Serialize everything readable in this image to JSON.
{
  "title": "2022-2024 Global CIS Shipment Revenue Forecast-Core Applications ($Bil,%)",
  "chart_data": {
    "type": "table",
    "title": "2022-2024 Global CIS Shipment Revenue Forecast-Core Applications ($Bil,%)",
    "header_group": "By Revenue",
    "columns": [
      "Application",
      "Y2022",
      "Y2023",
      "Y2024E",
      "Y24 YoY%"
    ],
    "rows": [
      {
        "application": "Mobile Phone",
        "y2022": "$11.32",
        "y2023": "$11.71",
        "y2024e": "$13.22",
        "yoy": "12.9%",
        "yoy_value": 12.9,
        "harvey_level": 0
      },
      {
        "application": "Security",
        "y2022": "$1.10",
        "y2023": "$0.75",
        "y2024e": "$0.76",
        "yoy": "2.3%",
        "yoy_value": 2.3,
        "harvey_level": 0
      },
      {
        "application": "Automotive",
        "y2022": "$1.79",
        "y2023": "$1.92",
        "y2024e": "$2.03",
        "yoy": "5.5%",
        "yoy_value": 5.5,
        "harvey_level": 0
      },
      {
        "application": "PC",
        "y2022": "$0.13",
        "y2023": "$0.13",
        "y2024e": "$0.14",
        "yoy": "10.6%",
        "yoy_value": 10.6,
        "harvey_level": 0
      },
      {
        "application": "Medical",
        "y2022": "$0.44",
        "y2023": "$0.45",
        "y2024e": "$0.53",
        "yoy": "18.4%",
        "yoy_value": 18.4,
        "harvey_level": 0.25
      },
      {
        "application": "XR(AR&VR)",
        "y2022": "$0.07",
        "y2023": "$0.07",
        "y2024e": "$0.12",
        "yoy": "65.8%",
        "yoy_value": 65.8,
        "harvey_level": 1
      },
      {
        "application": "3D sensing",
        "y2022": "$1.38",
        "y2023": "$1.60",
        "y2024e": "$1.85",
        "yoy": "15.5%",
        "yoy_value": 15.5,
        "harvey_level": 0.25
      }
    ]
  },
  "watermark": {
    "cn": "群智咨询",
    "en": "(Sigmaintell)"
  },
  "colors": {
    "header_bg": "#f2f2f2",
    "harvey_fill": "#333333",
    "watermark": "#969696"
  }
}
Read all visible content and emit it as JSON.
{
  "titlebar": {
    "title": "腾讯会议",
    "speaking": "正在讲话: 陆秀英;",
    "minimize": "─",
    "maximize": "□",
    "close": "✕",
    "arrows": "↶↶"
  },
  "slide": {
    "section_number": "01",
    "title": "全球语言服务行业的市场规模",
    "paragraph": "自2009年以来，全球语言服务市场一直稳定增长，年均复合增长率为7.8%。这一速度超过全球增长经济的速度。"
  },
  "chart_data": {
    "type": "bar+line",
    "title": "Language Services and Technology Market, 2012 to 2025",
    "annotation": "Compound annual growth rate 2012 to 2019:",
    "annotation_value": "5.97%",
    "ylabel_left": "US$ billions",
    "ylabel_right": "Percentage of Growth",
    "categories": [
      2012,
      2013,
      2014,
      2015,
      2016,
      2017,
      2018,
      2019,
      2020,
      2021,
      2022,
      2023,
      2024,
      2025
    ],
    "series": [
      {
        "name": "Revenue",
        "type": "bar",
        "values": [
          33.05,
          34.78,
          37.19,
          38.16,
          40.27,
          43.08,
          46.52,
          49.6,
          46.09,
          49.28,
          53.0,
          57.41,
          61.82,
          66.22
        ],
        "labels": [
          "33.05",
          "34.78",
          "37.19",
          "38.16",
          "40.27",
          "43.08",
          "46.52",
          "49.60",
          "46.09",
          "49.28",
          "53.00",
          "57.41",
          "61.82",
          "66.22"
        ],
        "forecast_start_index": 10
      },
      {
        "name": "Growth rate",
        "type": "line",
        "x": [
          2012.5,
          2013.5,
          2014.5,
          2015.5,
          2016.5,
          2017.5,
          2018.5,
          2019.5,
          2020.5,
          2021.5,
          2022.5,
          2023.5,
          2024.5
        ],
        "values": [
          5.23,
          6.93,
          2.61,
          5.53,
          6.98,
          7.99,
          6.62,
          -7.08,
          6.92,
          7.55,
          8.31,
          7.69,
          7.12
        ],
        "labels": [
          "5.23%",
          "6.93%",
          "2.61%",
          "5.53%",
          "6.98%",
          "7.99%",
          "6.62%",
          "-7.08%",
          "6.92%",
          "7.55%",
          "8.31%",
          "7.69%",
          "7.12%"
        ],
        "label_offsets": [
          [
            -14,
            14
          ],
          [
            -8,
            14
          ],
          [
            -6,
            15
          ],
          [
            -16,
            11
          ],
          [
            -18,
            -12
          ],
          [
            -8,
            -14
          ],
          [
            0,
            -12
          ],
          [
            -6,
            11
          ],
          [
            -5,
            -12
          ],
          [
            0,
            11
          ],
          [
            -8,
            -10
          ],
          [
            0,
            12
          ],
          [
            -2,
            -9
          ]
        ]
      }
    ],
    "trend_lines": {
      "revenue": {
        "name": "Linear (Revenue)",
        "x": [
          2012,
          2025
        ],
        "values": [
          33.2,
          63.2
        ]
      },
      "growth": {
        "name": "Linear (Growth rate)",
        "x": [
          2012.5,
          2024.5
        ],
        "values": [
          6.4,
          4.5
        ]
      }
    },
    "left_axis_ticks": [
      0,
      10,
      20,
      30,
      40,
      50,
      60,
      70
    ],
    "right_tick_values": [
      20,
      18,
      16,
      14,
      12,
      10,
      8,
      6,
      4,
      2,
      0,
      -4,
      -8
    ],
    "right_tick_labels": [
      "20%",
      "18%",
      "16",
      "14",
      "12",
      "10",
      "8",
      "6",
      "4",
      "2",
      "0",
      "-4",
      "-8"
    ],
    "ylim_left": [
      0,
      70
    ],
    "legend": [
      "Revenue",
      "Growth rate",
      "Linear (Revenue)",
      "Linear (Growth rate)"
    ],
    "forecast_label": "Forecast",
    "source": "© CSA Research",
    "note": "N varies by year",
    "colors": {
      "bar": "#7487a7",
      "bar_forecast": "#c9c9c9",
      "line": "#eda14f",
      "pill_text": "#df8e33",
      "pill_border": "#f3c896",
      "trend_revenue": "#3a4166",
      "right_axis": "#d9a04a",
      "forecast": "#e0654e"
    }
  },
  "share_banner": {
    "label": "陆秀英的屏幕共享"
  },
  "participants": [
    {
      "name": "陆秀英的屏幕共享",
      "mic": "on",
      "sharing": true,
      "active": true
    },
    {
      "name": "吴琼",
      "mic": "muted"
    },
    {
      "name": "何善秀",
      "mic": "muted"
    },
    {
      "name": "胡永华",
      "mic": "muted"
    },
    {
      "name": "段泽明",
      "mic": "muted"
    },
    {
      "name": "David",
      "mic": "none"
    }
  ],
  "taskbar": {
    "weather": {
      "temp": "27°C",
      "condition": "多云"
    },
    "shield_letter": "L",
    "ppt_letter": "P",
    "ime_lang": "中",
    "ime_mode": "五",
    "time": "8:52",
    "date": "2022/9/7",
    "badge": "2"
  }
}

- [Aim] Select, from the listing, all lines that include the word "Global".

- [Exercise answer]
  "title": "2022-2024 Global CIS Shipment Revenue Forecast-Core Applications ($Bil,%)",
    "title": "2022-2024 Global CIS Shipment Revenue Forecast-Core Applications ($Bil,%)",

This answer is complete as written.